▶ **TASKS AND EXERCISES**:
- a) In the eligibility criteria, how long after ASCT must patients be in order to qualify?
- b) Continue the eligibility criteria, starting after their final line.

▶ **SOURCE DOCUMENT**:

Eligibility Criteria

18 Years - undefined (Adult, Older Adult)All SexesDoes not accept healthy volunteers

Inclusion Criteria:

  • Recipients of first ASCT for the treatment of hematologic malignancies (multiple myeloma, Hodgkin's and non Hodgkin's lymphoma)
  • Patients must be between 100 to 180 days after ASCT
  • Dasatinib use prior to ASCT is allowed
  • Performance status >= 60%
  • Presence of LGL clone prior to enrollment will not be an exclusion criterion if the LGL clone is < 25% of T cell population
  • Total bilirubin < 2.0 times the institutional upper limit of normal (ULN)
  • Hepatic enzymes (aspartate aminotransferase [AST], alanine aminotransferase [ALT]) =< 2.5 times the institutional ULN
  • Serum creatinine < 1.5 times the institutional ULN
  • Hemoglobin >= 8 g/dL
  • Absolute neutrophil counts >= 1,500 cells per uL
  • Platelets >= 100,000 per uL
  • Patient should be able to provide signed written informed consent; before any study procedures are performed, subjects will have the details of the study described to them, and they will be given a written informed consent document to read; then, if subjects consent to participate in the study, they will indicate that consent by signing and dating the informed consent document in the presence of study personnel; written consent will include a Health Insurance Portability and Accountability Act (HIPAA) form according to institutional guidelines
  • Patient should be able to take oral medication (dasatinib must be swallowed whole)

▶ **PROVIDED MATERIAL**:

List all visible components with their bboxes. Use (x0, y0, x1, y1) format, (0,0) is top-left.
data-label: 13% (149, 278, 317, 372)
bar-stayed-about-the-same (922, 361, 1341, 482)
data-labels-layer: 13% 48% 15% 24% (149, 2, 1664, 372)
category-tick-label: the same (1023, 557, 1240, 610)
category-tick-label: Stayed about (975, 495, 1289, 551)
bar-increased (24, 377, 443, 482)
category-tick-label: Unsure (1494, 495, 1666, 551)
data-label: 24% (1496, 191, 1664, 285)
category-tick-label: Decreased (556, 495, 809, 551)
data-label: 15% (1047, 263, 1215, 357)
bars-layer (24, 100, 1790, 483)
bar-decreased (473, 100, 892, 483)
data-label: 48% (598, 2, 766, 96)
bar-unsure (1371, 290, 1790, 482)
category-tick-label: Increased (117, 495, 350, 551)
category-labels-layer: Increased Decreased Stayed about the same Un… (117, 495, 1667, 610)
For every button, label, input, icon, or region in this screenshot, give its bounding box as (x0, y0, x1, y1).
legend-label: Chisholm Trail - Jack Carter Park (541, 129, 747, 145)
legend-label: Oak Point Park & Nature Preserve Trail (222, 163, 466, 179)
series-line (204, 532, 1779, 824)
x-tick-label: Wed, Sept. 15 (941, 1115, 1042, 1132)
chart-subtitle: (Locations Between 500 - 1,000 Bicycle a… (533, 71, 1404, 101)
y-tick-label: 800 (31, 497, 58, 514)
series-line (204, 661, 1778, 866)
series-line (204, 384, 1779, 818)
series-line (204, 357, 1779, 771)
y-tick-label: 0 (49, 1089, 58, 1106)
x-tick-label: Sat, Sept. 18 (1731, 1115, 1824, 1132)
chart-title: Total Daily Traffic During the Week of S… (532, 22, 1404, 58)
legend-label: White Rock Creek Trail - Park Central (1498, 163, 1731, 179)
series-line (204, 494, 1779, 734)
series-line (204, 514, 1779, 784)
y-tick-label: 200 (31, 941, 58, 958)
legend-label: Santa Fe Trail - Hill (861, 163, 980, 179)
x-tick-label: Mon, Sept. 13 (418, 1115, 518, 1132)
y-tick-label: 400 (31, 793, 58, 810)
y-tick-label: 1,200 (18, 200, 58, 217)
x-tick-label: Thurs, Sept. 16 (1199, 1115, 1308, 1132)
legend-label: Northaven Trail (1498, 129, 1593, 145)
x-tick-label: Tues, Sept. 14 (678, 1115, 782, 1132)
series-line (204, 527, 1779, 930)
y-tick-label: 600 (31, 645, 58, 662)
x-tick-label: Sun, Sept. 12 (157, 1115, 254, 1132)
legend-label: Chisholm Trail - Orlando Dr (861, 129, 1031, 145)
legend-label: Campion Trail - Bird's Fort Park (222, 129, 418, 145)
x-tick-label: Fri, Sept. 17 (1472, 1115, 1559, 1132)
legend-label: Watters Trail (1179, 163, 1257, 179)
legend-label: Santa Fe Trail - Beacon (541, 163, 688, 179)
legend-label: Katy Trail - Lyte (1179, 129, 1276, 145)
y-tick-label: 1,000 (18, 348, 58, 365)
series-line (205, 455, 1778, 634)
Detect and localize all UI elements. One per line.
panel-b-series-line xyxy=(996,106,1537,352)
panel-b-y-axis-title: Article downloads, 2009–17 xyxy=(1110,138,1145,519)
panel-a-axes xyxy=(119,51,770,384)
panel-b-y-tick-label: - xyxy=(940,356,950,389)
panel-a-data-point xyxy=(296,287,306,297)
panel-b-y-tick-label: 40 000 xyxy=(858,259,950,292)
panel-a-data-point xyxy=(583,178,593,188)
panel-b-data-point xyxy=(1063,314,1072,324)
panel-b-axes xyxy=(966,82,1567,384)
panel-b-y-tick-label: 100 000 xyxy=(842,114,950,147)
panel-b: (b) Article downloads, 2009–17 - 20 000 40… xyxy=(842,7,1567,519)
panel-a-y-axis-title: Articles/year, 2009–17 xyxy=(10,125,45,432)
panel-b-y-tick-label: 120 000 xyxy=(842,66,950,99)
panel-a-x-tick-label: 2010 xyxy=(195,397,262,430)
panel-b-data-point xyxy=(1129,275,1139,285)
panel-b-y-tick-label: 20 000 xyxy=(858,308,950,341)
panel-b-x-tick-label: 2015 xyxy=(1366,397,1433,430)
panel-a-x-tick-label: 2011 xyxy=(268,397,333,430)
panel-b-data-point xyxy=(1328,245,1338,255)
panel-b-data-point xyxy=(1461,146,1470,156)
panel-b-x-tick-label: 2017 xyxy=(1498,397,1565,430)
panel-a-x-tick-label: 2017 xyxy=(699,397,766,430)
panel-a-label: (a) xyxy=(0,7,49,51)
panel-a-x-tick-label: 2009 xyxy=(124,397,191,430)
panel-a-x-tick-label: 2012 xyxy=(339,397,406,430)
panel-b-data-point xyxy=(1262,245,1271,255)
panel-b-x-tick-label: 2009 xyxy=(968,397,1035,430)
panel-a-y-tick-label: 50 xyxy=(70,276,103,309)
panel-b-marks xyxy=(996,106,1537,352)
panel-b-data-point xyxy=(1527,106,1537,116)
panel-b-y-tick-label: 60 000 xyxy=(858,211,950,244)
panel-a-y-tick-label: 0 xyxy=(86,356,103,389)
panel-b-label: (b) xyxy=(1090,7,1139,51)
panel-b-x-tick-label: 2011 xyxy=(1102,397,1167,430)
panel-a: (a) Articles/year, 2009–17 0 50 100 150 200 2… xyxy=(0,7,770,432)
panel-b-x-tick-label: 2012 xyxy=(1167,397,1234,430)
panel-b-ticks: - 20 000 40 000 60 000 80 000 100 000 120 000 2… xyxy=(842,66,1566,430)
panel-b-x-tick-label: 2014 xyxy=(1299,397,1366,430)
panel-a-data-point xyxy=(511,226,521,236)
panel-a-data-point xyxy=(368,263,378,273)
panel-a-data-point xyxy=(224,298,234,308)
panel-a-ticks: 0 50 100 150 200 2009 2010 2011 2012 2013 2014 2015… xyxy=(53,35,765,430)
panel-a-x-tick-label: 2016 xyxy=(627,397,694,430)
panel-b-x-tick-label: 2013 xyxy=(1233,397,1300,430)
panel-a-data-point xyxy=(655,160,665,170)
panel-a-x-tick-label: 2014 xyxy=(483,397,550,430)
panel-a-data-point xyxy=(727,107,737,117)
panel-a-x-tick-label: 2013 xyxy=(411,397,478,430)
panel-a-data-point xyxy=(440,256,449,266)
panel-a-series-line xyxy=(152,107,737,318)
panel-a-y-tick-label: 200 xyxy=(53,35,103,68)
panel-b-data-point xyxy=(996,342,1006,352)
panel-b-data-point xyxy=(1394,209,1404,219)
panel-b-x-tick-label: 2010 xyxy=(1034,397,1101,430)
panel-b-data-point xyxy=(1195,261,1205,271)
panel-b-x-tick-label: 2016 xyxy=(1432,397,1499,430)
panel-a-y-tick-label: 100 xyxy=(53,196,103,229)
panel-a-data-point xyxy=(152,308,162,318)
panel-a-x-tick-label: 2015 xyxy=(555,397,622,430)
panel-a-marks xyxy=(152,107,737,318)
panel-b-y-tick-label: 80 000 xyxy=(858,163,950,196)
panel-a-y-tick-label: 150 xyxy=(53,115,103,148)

▶ **EXPECTED RESPONSES**:
- a) Between 100 and 180 days after ASCT.

- b)
Exclusion Criteria:

  • Patients who have evidence of disease progression before day 100 after ASCT
  • Sex and reproductive status:

    • Women of childbearing potential (WOCBP) who are unwilling or unable to use an acceptable method to avoid pregnancy for the entire study period and for at least 4 weeks after the last dose of study drug
    • Women who are pregnant or breastfeeding
    • Women with a positive pregnancy test
    • Sexually active fertile men not using effective birth control if their partners are WOCBP
  • Medical history and concurrent diseases:
  • No malignancy (other than the one treated in this study) which required radiotherapy or systemic treatment within the past 5 years
  • Concurrent medical condition which may increase the risk of toxicity, including:

    • Pleural or pericardial effusion of any grade at the time of screening for study
    • Cardiac symptoms; any of the following should be considered for exclusion:

      • Uncontrolled angina, congestive heart failure or myocardial infarction (MI) (within 6 months)
      • Diagnosed congenital long QT syndrome
      • Any history of clinically significant ventricular arrhythmias (such as ventricular tachycardia, ventricular fibrillation, or torsades de pointes)
      • Prolonged corrected QT (QTc) interval on pre-entry electrocardiogram (> 450 msec)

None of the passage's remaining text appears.